◆ **Instruction**: Bring together all lines of the material below that contain the string "Frontalis".

-- Start --

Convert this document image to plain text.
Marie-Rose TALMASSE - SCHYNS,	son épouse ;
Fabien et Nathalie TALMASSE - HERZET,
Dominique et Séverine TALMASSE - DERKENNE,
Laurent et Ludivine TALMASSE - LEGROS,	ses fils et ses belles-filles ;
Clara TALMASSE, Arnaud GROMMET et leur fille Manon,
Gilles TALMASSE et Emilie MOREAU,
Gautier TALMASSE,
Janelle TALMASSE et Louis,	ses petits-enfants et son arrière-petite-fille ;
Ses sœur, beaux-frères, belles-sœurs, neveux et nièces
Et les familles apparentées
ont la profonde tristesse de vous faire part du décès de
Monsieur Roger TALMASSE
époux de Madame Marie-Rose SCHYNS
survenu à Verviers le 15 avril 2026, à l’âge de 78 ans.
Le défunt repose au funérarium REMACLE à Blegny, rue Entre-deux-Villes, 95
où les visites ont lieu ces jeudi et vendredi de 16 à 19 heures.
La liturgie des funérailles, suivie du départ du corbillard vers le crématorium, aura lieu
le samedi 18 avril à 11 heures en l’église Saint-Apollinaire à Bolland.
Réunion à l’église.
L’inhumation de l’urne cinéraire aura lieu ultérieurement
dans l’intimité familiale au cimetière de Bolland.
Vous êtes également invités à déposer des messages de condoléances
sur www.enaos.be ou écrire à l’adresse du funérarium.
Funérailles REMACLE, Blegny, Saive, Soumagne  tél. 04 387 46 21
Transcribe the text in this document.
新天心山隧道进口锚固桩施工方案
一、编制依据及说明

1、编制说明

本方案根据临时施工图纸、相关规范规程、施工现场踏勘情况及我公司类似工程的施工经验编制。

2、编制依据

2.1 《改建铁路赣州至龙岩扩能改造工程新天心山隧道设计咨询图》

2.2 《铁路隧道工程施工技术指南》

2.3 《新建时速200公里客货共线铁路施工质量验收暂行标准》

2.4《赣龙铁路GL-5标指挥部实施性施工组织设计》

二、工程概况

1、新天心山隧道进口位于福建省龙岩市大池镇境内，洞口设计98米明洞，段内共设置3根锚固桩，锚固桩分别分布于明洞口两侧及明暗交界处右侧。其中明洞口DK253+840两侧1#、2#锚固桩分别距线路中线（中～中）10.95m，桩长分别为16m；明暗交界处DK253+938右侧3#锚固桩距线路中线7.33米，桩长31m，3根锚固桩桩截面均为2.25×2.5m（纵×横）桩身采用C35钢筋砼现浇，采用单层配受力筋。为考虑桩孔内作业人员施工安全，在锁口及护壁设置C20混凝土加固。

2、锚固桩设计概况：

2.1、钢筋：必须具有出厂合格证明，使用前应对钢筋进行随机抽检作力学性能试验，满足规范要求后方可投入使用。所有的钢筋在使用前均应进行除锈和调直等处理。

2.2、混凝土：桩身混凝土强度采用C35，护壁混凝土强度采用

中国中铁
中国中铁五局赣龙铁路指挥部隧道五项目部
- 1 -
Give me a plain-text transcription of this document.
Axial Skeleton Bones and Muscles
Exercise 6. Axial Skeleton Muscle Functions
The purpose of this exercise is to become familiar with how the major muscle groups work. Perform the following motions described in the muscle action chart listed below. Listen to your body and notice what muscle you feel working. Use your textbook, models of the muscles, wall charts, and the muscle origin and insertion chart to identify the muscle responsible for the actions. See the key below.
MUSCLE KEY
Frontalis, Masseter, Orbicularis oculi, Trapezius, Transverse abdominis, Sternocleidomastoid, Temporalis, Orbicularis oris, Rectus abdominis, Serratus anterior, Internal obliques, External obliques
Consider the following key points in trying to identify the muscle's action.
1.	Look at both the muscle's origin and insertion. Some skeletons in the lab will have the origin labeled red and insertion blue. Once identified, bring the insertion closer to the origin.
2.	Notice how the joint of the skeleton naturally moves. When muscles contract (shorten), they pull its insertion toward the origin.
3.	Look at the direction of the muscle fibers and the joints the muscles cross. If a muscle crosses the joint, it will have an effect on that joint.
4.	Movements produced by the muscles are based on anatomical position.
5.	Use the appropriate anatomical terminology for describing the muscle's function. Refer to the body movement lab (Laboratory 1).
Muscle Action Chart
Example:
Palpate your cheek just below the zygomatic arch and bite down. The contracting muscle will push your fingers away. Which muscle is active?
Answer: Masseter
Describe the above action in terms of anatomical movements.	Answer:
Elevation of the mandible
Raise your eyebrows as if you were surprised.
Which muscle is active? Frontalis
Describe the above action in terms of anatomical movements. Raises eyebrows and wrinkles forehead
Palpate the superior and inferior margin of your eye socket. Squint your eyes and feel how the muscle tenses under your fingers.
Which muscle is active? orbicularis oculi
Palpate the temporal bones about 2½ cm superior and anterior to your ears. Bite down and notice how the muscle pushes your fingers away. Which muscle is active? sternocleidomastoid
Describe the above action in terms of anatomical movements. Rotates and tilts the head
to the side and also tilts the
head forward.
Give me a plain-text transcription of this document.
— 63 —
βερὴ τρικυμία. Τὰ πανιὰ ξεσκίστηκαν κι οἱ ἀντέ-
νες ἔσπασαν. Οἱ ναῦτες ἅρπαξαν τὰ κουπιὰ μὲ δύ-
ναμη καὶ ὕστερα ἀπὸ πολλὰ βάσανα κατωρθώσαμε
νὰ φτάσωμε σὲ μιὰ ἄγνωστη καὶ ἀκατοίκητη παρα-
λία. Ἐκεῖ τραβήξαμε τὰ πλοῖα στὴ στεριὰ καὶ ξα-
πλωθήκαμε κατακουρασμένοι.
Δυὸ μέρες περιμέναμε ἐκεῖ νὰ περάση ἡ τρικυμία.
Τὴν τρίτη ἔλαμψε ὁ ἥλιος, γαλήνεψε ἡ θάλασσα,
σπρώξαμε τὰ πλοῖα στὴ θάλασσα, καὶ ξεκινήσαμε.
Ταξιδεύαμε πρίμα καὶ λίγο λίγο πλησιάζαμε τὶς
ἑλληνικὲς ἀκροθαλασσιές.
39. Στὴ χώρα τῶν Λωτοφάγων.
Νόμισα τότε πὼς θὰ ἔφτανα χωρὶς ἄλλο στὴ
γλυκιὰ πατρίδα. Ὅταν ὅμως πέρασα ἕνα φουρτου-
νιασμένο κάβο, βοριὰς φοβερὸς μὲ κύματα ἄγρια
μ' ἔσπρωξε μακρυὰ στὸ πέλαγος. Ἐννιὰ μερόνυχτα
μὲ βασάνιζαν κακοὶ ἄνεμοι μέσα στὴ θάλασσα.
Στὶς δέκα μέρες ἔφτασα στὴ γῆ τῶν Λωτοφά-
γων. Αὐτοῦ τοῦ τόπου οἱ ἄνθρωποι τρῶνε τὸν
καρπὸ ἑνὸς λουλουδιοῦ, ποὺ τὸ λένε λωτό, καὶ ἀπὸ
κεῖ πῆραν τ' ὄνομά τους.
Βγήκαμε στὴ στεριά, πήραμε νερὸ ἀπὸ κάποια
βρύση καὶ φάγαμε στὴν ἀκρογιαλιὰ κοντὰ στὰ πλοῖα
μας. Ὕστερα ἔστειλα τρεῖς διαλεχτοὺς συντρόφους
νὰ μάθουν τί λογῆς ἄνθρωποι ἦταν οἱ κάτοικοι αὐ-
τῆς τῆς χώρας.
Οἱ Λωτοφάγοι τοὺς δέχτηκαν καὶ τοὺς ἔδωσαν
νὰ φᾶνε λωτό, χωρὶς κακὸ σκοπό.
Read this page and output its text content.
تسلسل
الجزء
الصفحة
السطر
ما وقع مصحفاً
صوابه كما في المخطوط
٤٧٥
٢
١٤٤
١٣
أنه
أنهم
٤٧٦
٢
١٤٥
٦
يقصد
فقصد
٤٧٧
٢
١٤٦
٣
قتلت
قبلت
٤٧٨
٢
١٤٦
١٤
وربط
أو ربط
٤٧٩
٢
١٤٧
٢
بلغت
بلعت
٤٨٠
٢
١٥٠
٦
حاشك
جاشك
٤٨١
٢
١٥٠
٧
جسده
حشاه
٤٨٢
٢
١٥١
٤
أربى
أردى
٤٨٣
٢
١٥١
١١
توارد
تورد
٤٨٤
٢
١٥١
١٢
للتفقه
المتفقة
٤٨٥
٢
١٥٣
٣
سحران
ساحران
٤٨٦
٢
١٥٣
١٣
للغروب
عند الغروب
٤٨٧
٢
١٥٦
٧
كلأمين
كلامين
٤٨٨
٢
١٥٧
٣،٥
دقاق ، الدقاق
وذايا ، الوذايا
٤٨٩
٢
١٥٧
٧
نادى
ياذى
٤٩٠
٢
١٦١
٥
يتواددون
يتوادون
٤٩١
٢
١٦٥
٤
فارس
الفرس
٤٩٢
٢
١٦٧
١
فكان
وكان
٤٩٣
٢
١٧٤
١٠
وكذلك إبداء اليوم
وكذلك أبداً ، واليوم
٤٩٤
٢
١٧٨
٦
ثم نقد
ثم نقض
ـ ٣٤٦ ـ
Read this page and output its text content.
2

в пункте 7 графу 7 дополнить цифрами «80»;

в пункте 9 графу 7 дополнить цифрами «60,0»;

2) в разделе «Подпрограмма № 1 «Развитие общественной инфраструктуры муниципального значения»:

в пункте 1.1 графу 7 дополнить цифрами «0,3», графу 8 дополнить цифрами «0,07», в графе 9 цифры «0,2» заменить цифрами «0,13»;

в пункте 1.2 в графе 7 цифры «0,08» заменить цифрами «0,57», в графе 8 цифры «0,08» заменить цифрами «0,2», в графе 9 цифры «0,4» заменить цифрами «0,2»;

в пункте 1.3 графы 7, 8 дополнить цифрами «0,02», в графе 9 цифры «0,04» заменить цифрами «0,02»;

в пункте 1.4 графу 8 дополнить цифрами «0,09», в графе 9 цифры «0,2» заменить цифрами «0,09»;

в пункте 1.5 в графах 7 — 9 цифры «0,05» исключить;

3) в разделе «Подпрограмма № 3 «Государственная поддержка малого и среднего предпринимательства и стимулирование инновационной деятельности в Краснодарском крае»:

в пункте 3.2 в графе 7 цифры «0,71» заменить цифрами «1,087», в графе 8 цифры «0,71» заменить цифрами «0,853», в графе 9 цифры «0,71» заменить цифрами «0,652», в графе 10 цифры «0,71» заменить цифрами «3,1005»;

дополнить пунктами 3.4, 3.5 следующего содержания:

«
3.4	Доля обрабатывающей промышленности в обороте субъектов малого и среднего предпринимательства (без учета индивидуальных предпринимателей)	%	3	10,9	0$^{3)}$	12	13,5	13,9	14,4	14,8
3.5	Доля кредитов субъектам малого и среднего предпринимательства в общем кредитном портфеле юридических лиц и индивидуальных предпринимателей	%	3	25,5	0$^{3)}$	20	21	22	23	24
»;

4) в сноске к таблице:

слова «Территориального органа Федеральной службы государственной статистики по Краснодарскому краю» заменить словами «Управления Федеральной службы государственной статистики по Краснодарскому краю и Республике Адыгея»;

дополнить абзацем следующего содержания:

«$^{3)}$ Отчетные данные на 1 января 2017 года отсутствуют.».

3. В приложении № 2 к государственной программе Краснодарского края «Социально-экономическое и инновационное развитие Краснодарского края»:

-- End --

◆ **Result below**:
Frontalis, Masseter, Orbicularis oculi, Trapezius, Transverse abdominis, Sternocleidomastoid, Temporalis, Orbicularis oris, Rectus abdominis, Serratus anterior, Internal obliques, External obliques
Which muscle is active? Frontalis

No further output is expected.